§ **Objective**:
Check each line below for the word "text", and copy those that have it.

§ **Data listing**:
▬▬▬▬▬▬▬▬▬▬

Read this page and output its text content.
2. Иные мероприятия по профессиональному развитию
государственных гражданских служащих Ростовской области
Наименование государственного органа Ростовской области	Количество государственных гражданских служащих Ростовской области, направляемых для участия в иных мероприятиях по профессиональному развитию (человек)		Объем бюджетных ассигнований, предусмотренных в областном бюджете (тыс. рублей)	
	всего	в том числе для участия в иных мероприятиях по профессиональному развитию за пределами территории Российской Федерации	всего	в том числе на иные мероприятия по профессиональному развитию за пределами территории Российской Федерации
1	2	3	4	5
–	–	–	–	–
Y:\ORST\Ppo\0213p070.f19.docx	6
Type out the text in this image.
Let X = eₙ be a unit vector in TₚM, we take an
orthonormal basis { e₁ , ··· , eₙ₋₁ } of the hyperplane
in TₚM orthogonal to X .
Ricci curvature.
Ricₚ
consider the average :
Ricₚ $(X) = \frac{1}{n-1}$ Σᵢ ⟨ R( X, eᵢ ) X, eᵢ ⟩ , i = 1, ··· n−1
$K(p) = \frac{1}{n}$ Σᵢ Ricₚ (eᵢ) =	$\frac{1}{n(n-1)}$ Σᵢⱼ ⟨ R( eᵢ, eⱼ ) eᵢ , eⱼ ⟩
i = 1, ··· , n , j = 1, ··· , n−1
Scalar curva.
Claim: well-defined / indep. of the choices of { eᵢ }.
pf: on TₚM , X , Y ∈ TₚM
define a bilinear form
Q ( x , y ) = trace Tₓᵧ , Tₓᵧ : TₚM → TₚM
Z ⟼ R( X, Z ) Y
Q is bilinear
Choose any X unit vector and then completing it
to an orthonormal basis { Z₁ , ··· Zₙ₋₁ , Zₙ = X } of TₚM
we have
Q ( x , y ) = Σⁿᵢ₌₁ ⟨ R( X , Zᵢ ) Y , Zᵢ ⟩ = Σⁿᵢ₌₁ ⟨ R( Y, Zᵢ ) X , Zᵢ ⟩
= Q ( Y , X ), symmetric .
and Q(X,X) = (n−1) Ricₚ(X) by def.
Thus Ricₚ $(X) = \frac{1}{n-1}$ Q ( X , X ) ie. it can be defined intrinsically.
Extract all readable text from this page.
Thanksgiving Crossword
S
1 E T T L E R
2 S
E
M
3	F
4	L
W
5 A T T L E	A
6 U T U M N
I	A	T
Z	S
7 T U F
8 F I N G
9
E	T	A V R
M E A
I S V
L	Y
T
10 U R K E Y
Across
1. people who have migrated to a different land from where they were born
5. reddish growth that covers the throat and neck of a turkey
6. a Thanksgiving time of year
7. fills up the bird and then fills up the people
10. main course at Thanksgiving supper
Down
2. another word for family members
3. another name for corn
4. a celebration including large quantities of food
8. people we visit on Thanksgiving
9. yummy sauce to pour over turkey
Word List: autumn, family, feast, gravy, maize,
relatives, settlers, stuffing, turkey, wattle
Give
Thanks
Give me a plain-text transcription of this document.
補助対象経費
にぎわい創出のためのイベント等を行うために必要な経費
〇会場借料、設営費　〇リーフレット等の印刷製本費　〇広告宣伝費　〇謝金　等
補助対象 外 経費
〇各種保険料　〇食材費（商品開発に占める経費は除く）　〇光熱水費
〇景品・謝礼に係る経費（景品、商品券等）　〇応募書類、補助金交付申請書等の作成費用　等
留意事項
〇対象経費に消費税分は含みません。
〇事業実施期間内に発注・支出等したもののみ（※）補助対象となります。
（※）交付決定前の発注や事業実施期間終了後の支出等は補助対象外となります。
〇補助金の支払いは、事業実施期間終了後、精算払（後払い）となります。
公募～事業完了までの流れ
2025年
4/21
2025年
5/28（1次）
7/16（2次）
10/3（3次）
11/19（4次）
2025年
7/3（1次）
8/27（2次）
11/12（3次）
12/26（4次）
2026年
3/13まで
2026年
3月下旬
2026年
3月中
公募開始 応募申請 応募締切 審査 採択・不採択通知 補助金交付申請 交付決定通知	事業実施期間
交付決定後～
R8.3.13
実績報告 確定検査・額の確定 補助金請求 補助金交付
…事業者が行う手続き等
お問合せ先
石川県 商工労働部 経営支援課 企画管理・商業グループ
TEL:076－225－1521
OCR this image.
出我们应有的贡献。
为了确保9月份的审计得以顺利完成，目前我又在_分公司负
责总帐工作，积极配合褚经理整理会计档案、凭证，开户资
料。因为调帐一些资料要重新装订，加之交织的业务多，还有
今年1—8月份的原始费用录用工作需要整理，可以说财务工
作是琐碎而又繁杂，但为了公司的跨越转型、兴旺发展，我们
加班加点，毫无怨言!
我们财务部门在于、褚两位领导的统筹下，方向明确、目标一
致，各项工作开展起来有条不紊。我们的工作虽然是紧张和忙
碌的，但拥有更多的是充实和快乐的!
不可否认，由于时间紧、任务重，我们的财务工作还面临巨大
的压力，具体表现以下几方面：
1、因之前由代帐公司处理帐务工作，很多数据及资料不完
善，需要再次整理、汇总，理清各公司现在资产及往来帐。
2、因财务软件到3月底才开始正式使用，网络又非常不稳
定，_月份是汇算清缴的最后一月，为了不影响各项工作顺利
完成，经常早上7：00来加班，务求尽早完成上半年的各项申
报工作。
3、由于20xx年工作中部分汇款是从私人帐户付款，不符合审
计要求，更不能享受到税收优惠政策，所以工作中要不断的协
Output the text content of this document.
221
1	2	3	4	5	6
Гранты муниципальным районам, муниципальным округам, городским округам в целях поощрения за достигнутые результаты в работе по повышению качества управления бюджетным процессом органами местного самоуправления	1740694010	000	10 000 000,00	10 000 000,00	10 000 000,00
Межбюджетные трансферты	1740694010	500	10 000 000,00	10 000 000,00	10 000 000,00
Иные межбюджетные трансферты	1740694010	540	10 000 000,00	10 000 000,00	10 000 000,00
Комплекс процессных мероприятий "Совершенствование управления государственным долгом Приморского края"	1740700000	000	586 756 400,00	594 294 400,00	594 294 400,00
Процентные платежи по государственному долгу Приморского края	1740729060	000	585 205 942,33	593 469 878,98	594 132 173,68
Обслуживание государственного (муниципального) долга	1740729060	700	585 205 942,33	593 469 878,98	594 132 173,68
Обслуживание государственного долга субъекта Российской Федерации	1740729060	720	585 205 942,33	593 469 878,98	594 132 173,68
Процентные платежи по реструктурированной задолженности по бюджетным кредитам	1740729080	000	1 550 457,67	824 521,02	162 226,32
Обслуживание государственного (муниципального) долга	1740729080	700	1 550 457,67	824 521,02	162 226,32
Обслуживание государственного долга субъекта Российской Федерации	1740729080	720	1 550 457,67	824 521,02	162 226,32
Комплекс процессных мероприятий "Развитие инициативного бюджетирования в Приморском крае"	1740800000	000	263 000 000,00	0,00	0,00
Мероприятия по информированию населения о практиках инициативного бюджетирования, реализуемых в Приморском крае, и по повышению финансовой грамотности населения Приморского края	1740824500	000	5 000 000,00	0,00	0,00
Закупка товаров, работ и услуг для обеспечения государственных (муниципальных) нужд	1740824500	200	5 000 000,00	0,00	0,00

▬▬▬▬▬▬▬▬▬▬

§ **Final result**:
Read this page and output its text content.
Type out the text in this image.
Extract all readable text from this page.
Give me a plain-text transcription of this document.
Output the text content of this document.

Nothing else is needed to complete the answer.